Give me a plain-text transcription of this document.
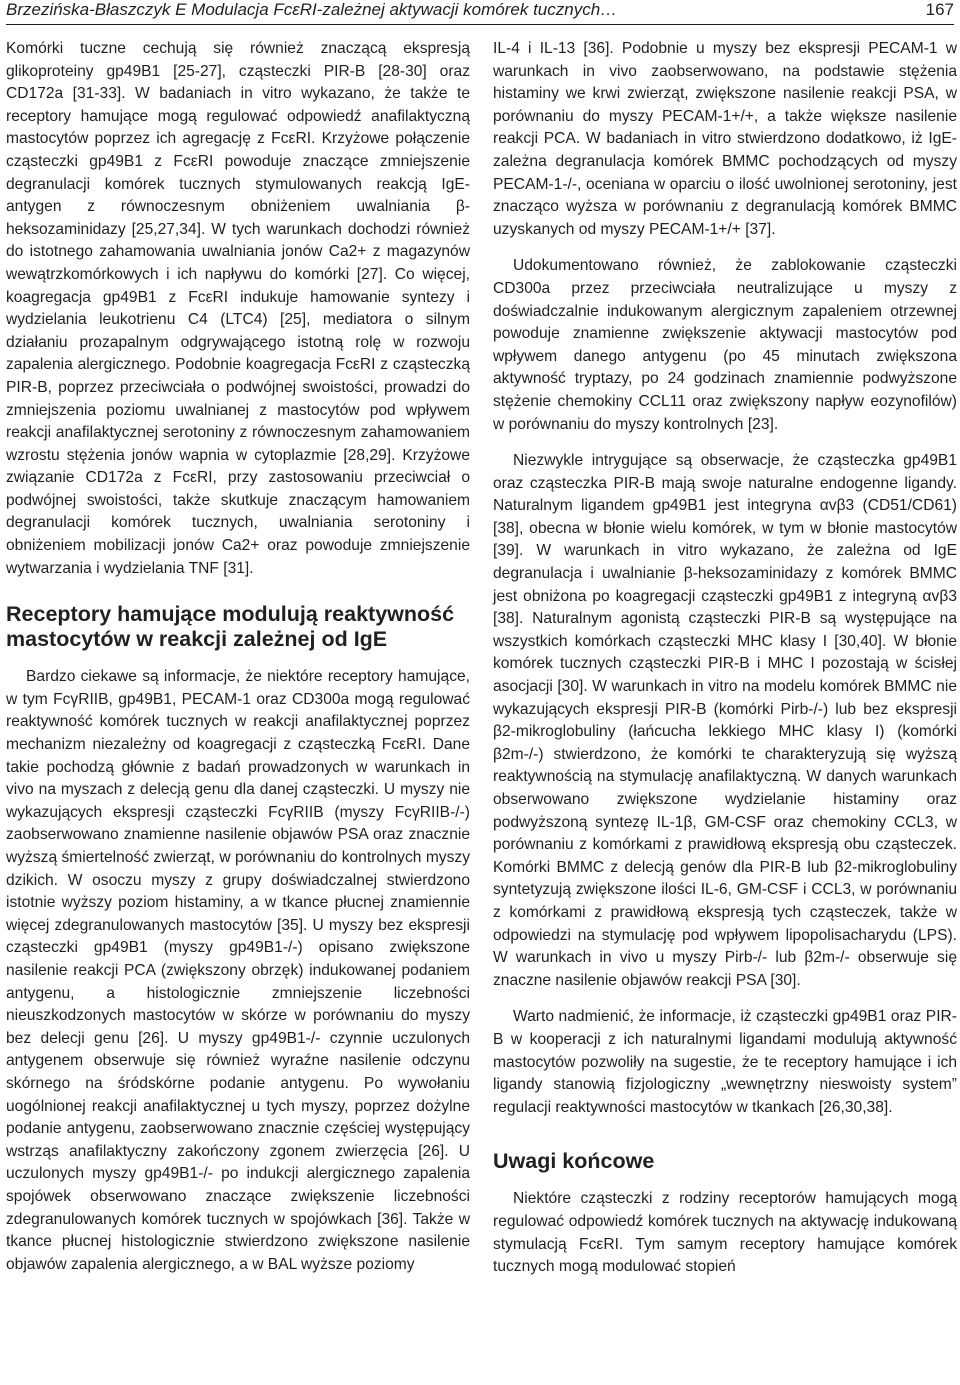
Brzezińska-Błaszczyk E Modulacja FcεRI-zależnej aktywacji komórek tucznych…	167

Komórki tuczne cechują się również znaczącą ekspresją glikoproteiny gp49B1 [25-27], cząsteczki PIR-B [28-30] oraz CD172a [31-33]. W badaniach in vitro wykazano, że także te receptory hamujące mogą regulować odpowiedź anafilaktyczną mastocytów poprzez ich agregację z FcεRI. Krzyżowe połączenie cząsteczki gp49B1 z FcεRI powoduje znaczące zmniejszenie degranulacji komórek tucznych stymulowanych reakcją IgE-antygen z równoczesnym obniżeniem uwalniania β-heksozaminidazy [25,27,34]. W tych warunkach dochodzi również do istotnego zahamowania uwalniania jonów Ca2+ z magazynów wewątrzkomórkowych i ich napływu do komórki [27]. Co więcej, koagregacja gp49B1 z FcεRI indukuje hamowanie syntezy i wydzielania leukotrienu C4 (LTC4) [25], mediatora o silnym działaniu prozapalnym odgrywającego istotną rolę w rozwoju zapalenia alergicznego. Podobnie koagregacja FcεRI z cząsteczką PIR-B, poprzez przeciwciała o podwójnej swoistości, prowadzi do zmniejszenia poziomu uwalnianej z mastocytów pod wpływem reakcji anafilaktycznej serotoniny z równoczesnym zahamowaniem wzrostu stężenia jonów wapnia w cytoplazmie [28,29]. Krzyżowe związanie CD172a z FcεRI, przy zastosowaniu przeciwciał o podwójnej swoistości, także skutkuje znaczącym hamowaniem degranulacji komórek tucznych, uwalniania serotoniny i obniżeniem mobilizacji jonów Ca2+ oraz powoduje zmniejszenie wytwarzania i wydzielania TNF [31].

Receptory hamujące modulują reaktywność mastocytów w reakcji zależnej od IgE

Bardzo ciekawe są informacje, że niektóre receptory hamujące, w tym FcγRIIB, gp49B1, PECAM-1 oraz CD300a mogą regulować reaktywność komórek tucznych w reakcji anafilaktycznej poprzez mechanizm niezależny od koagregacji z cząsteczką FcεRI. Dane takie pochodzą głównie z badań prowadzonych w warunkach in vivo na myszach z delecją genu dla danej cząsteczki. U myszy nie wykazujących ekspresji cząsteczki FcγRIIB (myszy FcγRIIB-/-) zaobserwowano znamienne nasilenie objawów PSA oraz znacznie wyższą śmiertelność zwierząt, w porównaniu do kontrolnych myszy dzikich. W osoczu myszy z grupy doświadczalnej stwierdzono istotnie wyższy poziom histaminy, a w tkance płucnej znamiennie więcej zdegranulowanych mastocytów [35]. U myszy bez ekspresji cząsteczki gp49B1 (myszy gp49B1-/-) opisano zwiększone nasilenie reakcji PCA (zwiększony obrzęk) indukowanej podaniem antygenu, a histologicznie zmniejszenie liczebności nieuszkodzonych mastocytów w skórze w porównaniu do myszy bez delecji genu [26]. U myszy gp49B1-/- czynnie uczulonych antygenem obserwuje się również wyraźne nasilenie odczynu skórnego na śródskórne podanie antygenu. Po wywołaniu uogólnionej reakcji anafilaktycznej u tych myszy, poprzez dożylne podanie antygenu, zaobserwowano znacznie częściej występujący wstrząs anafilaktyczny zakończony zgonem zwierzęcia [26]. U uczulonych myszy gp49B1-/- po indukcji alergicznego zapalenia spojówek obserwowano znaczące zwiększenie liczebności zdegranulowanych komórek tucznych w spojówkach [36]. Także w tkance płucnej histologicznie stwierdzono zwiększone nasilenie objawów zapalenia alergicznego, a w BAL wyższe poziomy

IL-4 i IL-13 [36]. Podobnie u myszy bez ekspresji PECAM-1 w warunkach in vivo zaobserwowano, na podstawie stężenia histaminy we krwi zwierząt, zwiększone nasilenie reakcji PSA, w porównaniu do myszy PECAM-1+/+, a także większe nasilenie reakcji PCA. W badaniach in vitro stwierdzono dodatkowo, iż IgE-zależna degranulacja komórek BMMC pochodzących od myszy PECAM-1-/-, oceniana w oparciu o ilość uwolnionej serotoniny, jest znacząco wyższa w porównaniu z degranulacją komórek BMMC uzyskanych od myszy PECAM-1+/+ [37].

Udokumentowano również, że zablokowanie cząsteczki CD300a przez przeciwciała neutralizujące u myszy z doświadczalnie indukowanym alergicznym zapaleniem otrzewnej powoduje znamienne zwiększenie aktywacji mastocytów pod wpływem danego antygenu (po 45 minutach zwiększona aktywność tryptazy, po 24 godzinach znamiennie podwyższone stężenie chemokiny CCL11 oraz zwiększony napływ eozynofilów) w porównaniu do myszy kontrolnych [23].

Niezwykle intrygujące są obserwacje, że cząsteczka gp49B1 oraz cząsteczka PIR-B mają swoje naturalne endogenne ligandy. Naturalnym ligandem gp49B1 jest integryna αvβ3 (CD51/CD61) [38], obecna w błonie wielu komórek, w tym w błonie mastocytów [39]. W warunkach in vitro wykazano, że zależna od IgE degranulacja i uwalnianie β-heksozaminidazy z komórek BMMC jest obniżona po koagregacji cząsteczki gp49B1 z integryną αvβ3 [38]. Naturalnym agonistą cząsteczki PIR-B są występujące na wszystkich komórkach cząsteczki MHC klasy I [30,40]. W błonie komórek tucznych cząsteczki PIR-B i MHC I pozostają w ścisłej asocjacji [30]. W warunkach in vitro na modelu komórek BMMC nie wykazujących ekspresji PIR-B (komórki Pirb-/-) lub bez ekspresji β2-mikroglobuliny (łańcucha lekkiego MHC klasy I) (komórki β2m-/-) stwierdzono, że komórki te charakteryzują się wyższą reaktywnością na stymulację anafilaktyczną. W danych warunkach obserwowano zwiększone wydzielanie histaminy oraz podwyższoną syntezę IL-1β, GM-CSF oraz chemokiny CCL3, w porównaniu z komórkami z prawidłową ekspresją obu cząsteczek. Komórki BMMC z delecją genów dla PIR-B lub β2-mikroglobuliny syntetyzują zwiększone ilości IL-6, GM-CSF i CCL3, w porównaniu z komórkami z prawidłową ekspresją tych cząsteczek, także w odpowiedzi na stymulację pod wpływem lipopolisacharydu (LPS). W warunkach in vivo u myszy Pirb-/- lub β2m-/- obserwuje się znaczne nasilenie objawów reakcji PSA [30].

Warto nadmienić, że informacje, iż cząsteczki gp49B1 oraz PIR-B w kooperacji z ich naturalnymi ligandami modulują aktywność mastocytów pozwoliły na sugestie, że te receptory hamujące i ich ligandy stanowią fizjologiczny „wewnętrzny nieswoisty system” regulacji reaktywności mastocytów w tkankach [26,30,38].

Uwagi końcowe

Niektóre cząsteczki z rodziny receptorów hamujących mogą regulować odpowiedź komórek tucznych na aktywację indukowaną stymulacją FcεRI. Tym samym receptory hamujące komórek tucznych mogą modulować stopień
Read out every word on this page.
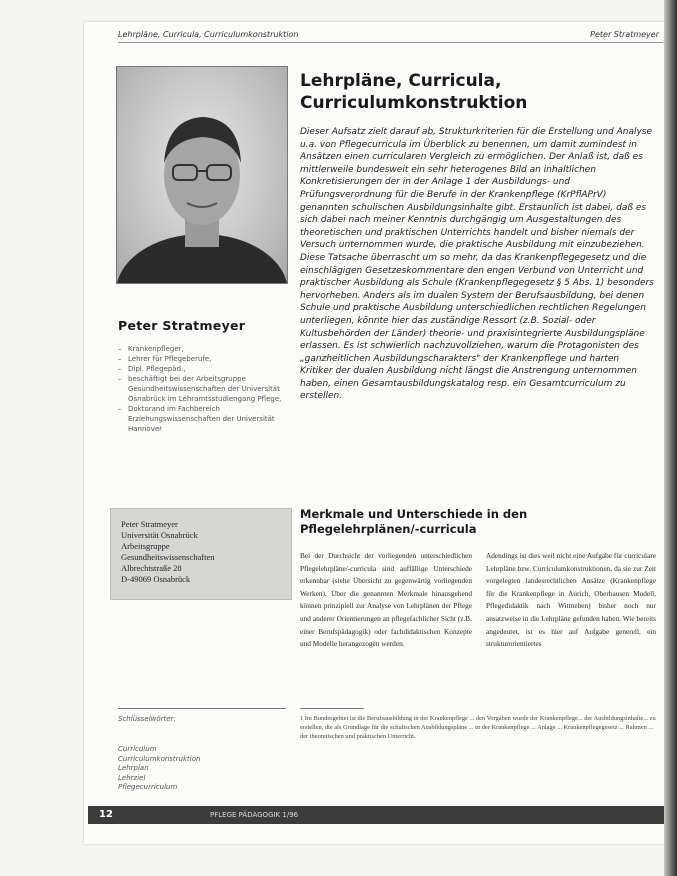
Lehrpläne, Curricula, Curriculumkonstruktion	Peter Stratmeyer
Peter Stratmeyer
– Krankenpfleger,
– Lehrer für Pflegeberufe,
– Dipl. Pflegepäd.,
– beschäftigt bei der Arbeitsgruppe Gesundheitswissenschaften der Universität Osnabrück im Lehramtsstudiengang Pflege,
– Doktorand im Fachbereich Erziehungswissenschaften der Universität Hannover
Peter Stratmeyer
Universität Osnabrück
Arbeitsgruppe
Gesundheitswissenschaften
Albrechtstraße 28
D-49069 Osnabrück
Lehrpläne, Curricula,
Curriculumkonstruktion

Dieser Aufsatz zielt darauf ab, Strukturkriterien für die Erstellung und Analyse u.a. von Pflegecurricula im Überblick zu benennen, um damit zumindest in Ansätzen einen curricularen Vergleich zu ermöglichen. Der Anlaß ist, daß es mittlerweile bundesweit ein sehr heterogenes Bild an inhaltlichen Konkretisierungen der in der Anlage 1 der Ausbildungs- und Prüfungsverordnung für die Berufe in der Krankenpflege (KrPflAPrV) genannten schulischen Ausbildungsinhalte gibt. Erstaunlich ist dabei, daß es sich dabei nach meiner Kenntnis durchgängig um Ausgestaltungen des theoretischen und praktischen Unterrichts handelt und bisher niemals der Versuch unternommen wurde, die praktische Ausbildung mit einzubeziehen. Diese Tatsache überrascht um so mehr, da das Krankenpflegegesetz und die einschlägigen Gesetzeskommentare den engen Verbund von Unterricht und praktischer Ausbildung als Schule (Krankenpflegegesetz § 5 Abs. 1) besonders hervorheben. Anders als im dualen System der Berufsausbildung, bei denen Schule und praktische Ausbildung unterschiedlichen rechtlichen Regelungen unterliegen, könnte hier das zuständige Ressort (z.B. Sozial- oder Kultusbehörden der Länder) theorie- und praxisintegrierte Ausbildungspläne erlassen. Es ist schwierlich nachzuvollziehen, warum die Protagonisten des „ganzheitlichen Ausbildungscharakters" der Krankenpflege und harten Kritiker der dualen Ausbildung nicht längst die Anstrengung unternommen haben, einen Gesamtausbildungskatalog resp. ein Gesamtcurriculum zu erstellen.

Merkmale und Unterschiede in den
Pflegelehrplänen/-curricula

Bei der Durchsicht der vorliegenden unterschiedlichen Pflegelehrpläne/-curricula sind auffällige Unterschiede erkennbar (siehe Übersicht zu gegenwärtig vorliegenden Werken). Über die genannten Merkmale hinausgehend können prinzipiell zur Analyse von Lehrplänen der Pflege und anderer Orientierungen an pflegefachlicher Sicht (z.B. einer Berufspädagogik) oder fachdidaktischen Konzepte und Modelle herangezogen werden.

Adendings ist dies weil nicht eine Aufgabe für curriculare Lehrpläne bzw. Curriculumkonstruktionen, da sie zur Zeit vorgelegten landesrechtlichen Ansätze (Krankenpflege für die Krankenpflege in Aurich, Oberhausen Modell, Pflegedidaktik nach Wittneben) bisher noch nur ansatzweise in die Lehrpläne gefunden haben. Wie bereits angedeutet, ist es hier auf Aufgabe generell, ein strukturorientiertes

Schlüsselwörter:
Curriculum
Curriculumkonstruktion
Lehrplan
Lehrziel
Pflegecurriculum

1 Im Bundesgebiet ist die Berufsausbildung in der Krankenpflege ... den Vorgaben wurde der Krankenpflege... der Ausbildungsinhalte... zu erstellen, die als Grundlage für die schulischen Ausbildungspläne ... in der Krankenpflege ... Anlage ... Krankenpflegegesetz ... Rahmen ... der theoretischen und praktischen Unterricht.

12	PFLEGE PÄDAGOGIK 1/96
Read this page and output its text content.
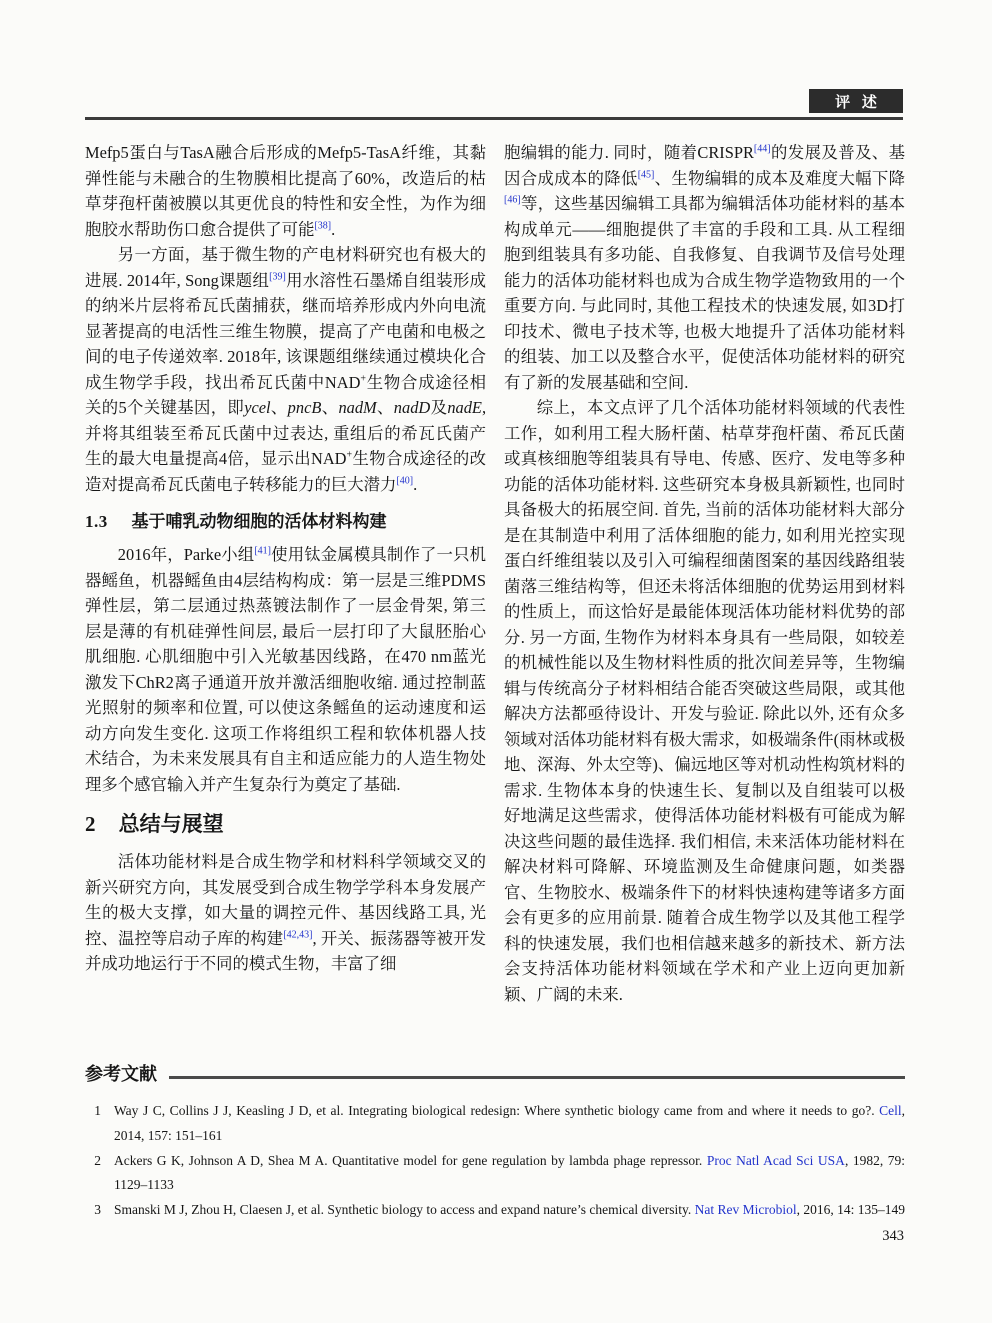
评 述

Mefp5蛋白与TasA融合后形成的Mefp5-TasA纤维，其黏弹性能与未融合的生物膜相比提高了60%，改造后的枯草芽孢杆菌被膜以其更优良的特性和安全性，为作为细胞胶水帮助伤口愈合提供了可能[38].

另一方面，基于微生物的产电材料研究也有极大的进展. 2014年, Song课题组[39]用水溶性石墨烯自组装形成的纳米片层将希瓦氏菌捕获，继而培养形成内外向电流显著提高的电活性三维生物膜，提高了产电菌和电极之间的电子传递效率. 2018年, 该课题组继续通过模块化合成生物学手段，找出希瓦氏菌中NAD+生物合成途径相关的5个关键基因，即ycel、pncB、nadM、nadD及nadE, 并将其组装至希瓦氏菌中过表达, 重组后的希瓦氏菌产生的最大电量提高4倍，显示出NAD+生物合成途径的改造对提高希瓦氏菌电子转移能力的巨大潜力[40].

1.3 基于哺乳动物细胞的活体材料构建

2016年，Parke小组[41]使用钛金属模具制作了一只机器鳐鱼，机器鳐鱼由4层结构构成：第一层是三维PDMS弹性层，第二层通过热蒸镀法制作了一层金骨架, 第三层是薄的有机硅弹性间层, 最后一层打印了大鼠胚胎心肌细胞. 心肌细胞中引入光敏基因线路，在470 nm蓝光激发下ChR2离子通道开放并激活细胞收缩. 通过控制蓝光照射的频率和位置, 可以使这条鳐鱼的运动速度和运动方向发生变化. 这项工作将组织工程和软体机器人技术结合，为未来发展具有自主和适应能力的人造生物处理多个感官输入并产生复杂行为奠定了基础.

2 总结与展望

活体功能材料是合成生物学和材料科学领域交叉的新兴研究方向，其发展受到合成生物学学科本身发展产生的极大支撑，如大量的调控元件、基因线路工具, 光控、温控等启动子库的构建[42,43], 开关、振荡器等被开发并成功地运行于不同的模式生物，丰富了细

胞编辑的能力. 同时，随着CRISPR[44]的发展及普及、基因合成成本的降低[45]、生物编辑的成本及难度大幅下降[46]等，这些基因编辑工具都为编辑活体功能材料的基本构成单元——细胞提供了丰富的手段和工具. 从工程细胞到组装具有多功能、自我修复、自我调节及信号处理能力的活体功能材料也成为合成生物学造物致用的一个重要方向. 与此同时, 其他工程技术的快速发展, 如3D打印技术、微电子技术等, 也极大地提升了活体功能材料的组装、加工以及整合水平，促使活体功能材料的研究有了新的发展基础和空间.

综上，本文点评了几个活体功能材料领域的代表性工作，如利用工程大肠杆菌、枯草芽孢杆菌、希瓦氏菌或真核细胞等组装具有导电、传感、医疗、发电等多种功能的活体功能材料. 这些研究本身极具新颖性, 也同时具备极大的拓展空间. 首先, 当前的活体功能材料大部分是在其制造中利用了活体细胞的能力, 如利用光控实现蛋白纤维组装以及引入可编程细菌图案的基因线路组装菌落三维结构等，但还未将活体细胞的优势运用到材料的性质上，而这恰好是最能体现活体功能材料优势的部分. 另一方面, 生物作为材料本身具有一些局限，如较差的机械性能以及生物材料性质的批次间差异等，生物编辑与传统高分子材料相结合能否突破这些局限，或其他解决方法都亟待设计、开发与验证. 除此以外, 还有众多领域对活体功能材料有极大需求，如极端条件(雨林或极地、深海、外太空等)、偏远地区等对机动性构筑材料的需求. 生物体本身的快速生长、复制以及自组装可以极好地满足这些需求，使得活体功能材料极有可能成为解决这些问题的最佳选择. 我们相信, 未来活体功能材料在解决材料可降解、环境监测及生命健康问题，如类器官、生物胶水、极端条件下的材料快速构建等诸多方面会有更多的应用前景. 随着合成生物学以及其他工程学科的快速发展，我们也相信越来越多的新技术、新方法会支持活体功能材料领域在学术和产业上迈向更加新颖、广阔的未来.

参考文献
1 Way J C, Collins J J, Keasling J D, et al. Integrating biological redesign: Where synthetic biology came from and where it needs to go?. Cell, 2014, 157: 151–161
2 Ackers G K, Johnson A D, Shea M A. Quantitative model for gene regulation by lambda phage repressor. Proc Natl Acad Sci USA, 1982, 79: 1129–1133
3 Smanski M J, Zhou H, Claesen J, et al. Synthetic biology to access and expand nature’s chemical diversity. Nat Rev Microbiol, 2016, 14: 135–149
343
========================
### Task
Filter the entries down to the lines with the word "page" in them.

### Written solution
Read out every word on this page.
Read this page and output its text content.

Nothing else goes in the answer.